Your task => Copy every record below exactly.

**** Data extract ****

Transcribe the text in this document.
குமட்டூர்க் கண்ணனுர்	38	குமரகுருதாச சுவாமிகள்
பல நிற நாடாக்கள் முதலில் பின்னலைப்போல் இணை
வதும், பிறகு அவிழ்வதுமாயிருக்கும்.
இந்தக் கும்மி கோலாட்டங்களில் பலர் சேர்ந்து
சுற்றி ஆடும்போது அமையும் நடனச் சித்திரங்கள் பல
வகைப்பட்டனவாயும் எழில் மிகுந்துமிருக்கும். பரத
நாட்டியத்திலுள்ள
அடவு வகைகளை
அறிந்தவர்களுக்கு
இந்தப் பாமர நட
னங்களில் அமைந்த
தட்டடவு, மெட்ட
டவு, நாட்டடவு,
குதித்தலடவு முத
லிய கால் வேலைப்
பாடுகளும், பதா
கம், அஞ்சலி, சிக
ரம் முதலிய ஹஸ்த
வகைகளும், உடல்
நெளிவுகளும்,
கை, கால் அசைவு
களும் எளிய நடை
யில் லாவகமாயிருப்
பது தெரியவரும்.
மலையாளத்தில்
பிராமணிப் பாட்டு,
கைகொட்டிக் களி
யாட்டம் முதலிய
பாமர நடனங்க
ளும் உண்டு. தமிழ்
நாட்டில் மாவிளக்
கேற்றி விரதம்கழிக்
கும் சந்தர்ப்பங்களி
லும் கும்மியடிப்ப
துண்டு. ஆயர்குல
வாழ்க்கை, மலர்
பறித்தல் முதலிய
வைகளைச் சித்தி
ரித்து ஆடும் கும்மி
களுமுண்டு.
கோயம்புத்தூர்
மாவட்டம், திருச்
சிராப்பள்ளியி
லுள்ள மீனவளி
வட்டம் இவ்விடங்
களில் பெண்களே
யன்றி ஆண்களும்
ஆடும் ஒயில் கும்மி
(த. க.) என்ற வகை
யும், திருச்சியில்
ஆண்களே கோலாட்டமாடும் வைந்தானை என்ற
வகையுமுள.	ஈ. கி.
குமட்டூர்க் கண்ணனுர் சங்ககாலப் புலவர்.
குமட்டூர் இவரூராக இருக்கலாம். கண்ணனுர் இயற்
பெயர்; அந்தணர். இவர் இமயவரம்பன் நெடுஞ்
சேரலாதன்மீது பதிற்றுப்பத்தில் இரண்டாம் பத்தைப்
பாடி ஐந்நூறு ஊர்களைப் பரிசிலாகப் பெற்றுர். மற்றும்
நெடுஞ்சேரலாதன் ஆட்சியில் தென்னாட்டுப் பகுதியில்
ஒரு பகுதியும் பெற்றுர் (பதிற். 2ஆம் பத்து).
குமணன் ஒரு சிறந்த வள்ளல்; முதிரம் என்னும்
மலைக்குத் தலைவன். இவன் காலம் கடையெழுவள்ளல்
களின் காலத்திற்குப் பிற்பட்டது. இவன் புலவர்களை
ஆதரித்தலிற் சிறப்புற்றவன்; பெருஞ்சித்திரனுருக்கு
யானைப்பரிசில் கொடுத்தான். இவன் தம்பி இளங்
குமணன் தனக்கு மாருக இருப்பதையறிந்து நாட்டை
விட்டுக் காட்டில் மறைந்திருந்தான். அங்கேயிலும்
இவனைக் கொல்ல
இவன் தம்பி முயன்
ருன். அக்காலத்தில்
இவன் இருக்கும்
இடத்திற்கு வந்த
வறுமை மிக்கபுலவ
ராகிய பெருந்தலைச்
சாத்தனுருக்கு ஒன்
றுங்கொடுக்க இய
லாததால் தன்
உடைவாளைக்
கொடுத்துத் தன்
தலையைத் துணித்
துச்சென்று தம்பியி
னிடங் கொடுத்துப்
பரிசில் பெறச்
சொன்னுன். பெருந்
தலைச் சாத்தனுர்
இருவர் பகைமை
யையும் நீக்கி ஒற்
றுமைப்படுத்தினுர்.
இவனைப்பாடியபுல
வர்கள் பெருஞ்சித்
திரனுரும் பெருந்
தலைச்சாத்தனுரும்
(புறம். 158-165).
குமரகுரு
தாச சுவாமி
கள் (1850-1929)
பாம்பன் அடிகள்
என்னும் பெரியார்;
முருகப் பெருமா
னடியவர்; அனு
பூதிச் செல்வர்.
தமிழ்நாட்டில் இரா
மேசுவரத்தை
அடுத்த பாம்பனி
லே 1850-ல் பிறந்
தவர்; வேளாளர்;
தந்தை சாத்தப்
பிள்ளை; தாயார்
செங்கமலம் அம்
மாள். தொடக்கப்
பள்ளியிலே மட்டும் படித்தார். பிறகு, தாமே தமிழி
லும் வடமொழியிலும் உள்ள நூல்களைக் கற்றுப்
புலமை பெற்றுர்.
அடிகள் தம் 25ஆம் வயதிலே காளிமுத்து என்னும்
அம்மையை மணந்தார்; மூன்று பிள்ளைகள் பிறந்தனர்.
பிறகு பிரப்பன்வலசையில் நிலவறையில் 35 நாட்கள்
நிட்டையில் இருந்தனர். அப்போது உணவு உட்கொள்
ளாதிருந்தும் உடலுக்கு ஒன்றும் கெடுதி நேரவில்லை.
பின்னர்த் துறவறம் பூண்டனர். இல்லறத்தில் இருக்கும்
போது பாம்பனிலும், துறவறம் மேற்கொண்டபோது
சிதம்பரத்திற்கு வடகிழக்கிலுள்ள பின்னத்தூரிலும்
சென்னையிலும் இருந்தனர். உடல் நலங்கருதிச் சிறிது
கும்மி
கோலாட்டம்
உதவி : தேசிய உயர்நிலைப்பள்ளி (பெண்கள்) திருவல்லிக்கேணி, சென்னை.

****

Solution to the exercise =>
Transcribe the text in this document.
குமட்டூர்க் கண்ணனுர்	38	குமரகுருதாச சுவாமிகள்
பல நிற நாடாக்கள் முதலில் பின்னலைப்போல் இணை
வதும், பிறகு அவிழ்வதுமாயிருக்கும்.
இந்தக் கும்மி கோலாட்டங்களில் பலர் சேர்ந்து
சுற்றி ஆடும்போது அமையும் நடனச் சித்திரங்கள் பல
வகைப்பட்டனவாயும் எழில் மிகுந்துமிருக்கும். பரத
நாட்டியத்திலுள்ள
அடவு வகைகளை
அறிந்தவர்களுக்கு
இந்தப் பாமர நட
னங்களில் அமைந்த
தட்டடவு, மெட்ட
டவு, நாட்டடவு,
குதித்தலடவு முத
லிய கால் வேலைப்
பாடுகளும், பதா
கம், அஞ்சலி, சிக
ரம் முதலிய ஹஸ்த
வகைகளும், உடல்
நெளிவுகளும்,
கை, கால் அசைவு
களும் எளிய நடை
யில் லாவகமாயிருப்
பது தெரியவரும்.
மலையாளத்தில்
பிராமணிப் பாட்டு,
கைகொட்டிக் களி
யாட்டம் முதலிய
பாமர நடனங்க
ளும் உண்டு. தமிழ்
நாட்டில் மாவிளக்
கேற்றி விரதம்கழிக்
கும் சந்தர்ப்பங்களி
லும் கும்மியடிப்ப
துண்டு. ஆயர்குல
வாழ்க்கை, மலர்
பறித்தல் முதலிய
வைகளைச் சித்தி
ரித்து ஆடும் கும்மி
களுமுண்டு.
கோயம்புத்தூர்
மாவட்டம், திருச்
சிராப்பள்ளியி
லுள்ள மீனவளி
வட்டம் இவ்விடங்
களில் பெண்களே
யன்றி ஆண்களும்
ஆடும் ஒயில் கும்மி
(த. க.) என்ற வகை
யும், திருச்சியில்
ஆண்களே கோலாட்டமாடும் வைந்தானை என்ற
வகையுமுள.	ஈ. கி.
குமட்டூர்க் கண்ணனுர் சங்ககாலப் புலவர்.
குமட்டூர் இவரூராக இருக்கலாம். கண்ணனுர் இயற்
பெயர்; அந்தணர். இவர் இமயவரம்பன் நெடுஞ்
சேரலாதன்மீது பதிற்றுப்பத்தில் இரண்டாம் பத்தைப்
பாடி ஐந்நூறு ஊர்களைப் பரிசிலாகப் பெற்றுர். மற்றும்
நெடுஞ்சேரலாதன் ஆட்சியில் தென்னாட்டுப் பகுதியில்
ஒரு பகுதியும் பெற்றுர் (பதிற். 2ஆம் பத்து).
குமணன் ஒரு சிறந்த வள்ளல்; முதிரம் என்னும்
மலைக்குத் தலைவன். இவன் காலம் கடையெழுவள்ளல்
களின் காலத்திற்குப் பிற்பட்டது. இவன் புலவர்களை
ஆதரித்தலிற் சிறப்புற்றவன்; பெருஞ்சித்திரனுருக்கு
யானைப்பரிசில் கொடுத்தான். இவன் தம்பி இளங்
குமணன் தனக்கு மாருக இருப்பதையறிந்து நாட்டை
விட்டுக் காட்டில் மறைந்திருந்தான். அங்கேயிலும்
இவனைக் கொல்ல
இவன் தம்பி முயன்
ருன். அக்காலத்தில்
இவன் இருக்கும்
இடத்திற்கு வந்த
வறுமை மிக்கபுலவ
ராகிய பெருந்தலைச்
சாத்தனுருக்கு ஒன்
றுங்கொடுக்க இய
லாததால் தன்
உடைவாளைக்
கொடுத்துத் தன்
தலையைத் துணித்
துச்சென்று தம்பியி
னிடங் கொடுத்துப்
பரிசில் பெறச்
சொன்னுன். பெருந்
தலைச் சாத்தனுர்
இருவர் பகைமை
யையும் நீக்கி ஒற்
றுமைப்படுத்தினுர்.
இவனைப்பாடியபுல
வர்கள் பெருஞ்சித்
திரனுரும் பெருந்
தலைச்சாத்தனுரும்
(புறம். 158-165).
குமரகுரு
தாச சுவாமி
கள் (1850-1929)
பாம்பன் அடிகள்
என்னும் பெரியார்;
முருகப் பெருமா
னடியவர்; அனு
பூதிச் செல்வர்.
தமிழ்நாட்டில் இரா
மேசுவரத்தை
அடுத்த பாம்பனி
லே 1850-ல் பிறந்
தவர்; வேளாளர்;
தந்தை சாத்தப்
பிள்ளை; தாயார்
செங்கமலம் அம்
மாள். தொடக்கப்
பள்ளியிலே மட்டும் படித்தார். பிறகு, தாமே தமிழி
லும் வடமொழியிலும் உள்ள நூல்களைக் கற்றுப்
புலமை பெற்றுர்.
அடிகள் தம் 25ஆம் வயதிலே காளிமுத்து என்னும்
அம்மையை மணந்தார்; மூன்று பிள்ளைகள் பிறந்தனர்.
பிறகு பிரப்பன்வலசையில் நிலவறையில் 35 நாட்கள்
நிட்டையில் இருந்தனர். அப்போது உணவு உட்கொள்
ளாதிருந்தும் உடலுக்கு ஒன்றும் கெடுதி நேரவில்லை.
பின்னர்த் துறவறம் பூண்டனர். இல்லறத்தில் இருக்கும்
போது பாம்பனிலும், துறவறம் மேற்கொண்டபோது
சிதம்பரத்திற்கு வடகிழக்கிலுள்ள பின்னத்தூரிலும்
சென்னையிலும் இருந்தனர். உடல் நலங்கருதிச் சிறிது
கும்மி
கோலாட்டம்
உதவி : தேசிய உயர்நிலைப்பள்ளி (பெண்கள்) திருவல்லிக்கேணி, சென்னை.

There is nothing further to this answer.